» **Instructions to follow**: Repeat every one of the entries below line for line, changing nothing.

::::

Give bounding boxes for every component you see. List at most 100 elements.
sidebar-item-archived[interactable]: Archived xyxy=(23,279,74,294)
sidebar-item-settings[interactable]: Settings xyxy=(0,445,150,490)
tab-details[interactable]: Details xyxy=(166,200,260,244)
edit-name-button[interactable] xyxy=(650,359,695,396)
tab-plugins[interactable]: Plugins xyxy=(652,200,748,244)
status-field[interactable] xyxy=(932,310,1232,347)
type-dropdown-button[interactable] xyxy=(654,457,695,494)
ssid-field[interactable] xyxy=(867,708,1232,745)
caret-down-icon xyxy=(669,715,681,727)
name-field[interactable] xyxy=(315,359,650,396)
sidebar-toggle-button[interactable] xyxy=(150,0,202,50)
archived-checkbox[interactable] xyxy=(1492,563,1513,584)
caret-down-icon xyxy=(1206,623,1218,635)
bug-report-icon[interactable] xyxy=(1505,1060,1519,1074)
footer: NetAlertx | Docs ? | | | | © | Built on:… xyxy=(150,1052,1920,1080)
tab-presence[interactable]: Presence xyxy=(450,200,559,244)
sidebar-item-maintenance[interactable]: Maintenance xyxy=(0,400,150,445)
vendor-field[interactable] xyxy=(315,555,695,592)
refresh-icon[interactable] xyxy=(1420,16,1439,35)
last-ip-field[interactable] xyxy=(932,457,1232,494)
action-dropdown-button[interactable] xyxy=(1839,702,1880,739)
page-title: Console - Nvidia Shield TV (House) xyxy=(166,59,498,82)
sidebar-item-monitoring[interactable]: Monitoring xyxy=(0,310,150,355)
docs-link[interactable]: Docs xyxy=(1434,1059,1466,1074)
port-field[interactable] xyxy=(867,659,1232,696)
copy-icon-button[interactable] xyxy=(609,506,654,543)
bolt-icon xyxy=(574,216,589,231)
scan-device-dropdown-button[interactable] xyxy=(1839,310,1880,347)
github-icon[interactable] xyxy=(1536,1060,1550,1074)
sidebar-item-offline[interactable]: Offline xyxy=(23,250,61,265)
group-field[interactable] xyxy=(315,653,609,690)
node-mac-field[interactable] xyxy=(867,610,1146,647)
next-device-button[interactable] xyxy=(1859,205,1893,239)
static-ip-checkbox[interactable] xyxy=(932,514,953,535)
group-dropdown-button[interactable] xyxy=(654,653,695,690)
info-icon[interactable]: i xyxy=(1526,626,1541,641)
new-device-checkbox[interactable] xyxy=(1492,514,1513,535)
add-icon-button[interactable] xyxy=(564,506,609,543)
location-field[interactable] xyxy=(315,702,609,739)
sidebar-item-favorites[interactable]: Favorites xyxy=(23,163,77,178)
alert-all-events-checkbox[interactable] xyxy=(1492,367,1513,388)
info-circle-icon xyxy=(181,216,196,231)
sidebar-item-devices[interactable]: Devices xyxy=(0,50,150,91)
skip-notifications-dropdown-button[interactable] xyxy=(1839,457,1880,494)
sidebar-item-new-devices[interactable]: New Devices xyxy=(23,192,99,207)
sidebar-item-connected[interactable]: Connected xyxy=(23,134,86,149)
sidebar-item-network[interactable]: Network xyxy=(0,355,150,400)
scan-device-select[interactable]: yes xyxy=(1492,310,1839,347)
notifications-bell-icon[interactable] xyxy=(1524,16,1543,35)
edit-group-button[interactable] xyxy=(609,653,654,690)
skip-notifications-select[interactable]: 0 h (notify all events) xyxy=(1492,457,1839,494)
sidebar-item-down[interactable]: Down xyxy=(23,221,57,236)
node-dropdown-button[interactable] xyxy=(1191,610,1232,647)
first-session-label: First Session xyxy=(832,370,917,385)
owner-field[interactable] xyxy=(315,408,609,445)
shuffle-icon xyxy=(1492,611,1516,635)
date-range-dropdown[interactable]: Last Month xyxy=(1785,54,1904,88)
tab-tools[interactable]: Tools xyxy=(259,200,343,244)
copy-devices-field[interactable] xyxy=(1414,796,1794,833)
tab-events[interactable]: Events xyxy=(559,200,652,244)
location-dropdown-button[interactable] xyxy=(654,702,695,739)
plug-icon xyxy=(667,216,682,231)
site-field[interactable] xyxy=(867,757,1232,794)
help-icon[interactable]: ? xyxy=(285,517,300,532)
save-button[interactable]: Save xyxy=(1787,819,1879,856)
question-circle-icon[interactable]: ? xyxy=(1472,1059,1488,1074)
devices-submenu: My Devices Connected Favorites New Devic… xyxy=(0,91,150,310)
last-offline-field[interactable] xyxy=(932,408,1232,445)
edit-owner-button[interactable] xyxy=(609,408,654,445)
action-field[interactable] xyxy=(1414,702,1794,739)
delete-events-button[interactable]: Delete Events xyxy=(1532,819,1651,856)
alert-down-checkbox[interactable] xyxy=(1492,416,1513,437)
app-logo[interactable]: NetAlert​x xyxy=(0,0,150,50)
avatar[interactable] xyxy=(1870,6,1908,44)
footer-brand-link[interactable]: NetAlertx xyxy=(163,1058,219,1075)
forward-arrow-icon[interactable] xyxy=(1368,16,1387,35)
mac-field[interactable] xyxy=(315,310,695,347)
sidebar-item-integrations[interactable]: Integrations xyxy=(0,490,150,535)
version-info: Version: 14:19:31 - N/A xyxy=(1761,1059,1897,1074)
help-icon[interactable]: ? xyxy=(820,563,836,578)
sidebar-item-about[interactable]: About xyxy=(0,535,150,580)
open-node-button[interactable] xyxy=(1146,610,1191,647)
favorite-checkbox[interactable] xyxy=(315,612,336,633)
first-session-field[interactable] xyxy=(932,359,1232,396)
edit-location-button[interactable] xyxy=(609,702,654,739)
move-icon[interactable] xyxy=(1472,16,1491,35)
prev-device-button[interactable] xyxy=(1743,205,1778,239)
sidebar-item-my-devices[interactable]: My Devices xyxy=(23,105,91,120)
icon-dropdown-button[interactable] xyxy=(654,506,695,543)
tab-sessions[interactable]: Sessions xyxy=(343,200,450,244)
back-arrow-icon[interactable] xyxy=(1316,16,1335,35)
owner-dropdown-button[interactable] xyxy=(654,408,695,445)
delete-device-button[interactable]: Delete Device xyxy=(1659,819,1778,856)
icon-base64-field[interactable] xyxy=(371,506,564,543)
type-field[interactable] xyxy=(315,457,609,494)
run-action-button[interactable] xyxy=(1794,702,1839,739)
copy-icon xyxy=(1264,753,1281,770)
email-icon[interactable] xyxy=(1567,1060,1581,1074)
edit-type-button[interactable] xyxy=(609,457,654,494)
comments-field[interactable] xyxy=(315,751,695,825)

::::

» **Task solution**:
Give bounding boxes for every component you see. List at most 100 elements.
sidebar-item-archived[interactable]: Archived xyxy=(23,279,74,294)
sidebar-item-settings[interactable]: Settings xyxy=(0,445,150,490)
tab-details[interactable]: Details xyxy=(166,200,260,244)
edit-name-button[interactable] xyxy=(650,359,695,396)
tab-plugins[interactable]: Plugins xyxy=(652,200,748,244)
status-field[interactable] xyxy=(932,310,1232,347)
type-dropdown-button[interactable] xyxy=(654,457,695,494)
ssid-field[interactable] xyxy=(867,708,1232,745)
caret-down-icon xyxy=(669,715,681,727)
name-field[interactable] xyxy=(315,359,650,396)
sidebar-toggle-button[interactable] xyxy=(150,0,202,50)
archived-checkbox[interactable] xyxy=(1492,563,1513,584)
caret-down-icon xyxy=(1206,623,1218,635)
bug-report-icon[interactable] xyxy=(1505,1060,1519,1074)
footer: NetAlertx | Docs ? | | | | © | Built on:… xyxy=(150,1052,1920,1080)
tab-presence[interactable]: Presence xyxy=(450,200,559,244)
sidebar-item-maintenance[interactable]: Maintenance xyxy=(0,400,150,445)
vendor-field[interactable] xyxy=(315,555,695,592)
refresh-icon[interactable] xyxy=(1420,16,1439,35)
last-ip-field[interactable] xyxy=(932,457,1232,494)
action-dropdown-button[interactable] xyxy=(1839,702,1880,739)
page-title: Console - Nvidia Shield TV (House) xyxy=(166,59,498,82)
sidebar-item-monitoring[interactable]: Monitoring xyxy=(0,310,150,355)
docs-link[interactable]: Docs xyxy=(1434,1059,1466,1074)
port-field[interactable] xyxy=(867,659,1232,696)
copy-icon-button[interactable] xyxy=(609,506,654,543)
bolt-icon xyxy=(574,216,589,231)
scan-device-dropdown-button[interactable] xyxy=(1839,310,1880,347)
github-icon[interactable] xyxy=(1536,1060,1550,1074)
sidebar-item-offline[interactable]: Offline xyxy=(23,250,61,265)
group-field[interactable] xyxy=(315,653,609,690)
node-mac-field[interactable] xyxy=(867,610,1146,647)
next-device-button[interactable] xyxy=(1859,205,1893,239)
static-ip-checkbox[interactable] xyxy=(932,514,953,535)
group-dropdown-button[interactable] xyxy=(654,653,695,690)
info-icon[interactable]: i xyxy=(1526,626,1541,641)
new-device-checkbox[interactable] xyxy=(1492,514,1513,535)
add-icon-button[interactable] xyxy=(564,506,609,543)
location-field[interactable] xyxy=(315,702,609,739)
sidebar-item-favorites[interactable]: Favorites xyxy=(23,163,77,178)
alert-all-events-checkbox[interactable] xyxy=(1492,367,1513,388)
info-circle-icon xyxy=(181,216,196,231)
sidebar-item-devices[interactable]: Devices xyxy=(0,50,150,91)
skip-notifications-dropdown-button[interactable] xyxy=(1839,457,1880,494)
sidebar-item-new-devices[interactable]: New Devices xyxy=(23,192,99,207)
sidebar-item-connected[interactable]: Connected xyxy=(23,134,86,149)
sidebar-item-network[interactable]: Network xyxy=(0,355,150,400)
scan-device-select[interactable]: yes xyxy=(1492,310,1839,347)
notifications-bell-icon[interactable] xyxy=(1524,16,1543,35)
edit-group-button[interactable] xyxy=(609,653,654,690)
skip-notifications-select[interactable]: 0 h (notify all events) xyxy=(1492,457,1839,494)
sidebar-item-down[interactable]: Down xyxy=(23,221,57,236)
node-dropdown-button[interactable] xyxy=(1191,610,1232,647)
first-session-label: First Session xyxy=(832,370,917,385)
owner-field[interactable] xyxy=(315,408,609,445)
shuffle-icon xyxy=(1492,611,1516,635)
date-range-dropdown[interactable]: Last Month xyxy=(1785,54,1904,88)
tab-tools[interactable]: Tools xyxy=(259,200,343,244)
copy-devices-field[interactable] xyxy=(1414,796,1794,833)
tab-events[interactable]: Events xyxy=(559,200,652,244)
location-dropdown-button[interactable] xyxy=(654,702,695,739)
plug-icon xyxy=(667,216,682,231)
site-field[interactable] xyxy=(867,757,1232,794)
help-icon[interactable]: ? xyxy=(285,517,300,532)
save-button[interactable]: Save xyxy=(1787,819,1879,856)
question-circle-icon[interactable]: ? xyxy=(1472,1059,1488,1074)
devices-submenu: My Devices Connected Favorites New Devic… xyxy=(0,91,150,310)
last-offline-field[interactable] xyxy=(932,408,1232,445)
edit-owner-button[interactable] xyxy=(609,408,654,445)
action-field[interactable] xyxy=(1414,702,1794,739)
delete-events-button[interactable]: Delete Events xyxy=(1532,819,1651,856)
alert-down-checkbox[interactable] xyxy=(1492,416,1513,437)
app-logo[interactable]: NetAlert​x xyxy=(0,0,150,50)
avatar[interactable] xyxy=(1870,6,1908,44)
footer-brand-link[interactable]: NetAlertx xyxy=(163,1058,219,1075)
forward-arrow-icon[interactable] xyxy=(1368,16,1387,35)
mac-field[interactable] xyxy=(315,310,695,347)
sidebar-item-integrations[interactable]: Integrations xyxy=(0,490,150,535)
version-info: Version: 14:19:31 - N/A xyxy=(1761,1059,1897,1074)
help-icon[interactable]: ? xyxy=(820,563,836,578)
sidebar-item-about[interactable]: About xyxy=(0,535,150,580)
open-node-button[interactable] xyxy=(1146,610,1191,647)
favorite-checkbox[interactable] xyxy=(315,612,336,633)
first-session-field[interactable] xyxy=(932,359,1232,396)
edit-location-button[interactable] xyxy=(609,702,654,739)
move-icon[interactable] xyxy=(1472,16,1491,35)
prev-device-button[interactable] xyxy=(1743,205,1778,239)
sidebar-item-my-devices[interactable]: My Devices xyxy=(23,105,91,120)
icon-dropdown-button[interactable] xyxy=(654,506,695,543)
tab-sessions[interactable]: Sessions xyxy=(343,200,450,244)
back-arrow-icon[interactable] xyxy=(1316,16,1335,35)
owner-dropdown-button[interactable] xyxy=(654,408,695,445)
delete-device-button[interactable]: Delete Device xyxy=(1659,819,1778,856)
icon-base64-field[interactable] xyxy=(371,506,564,543)
type-field[interactable] xyxy=(315,457,609,494)
run-action-button[interactable] xyxy=(1794,702,1839,739)
copy-icon xyxy=(1264,753,1281,770)
email-icon[interactable] xyxy=(1567,1060,1581,1074)
edit-type-button[interactable] xyxy=(609,457,654,494)
comments-field[interactable] xyxy=(315,751,695,825)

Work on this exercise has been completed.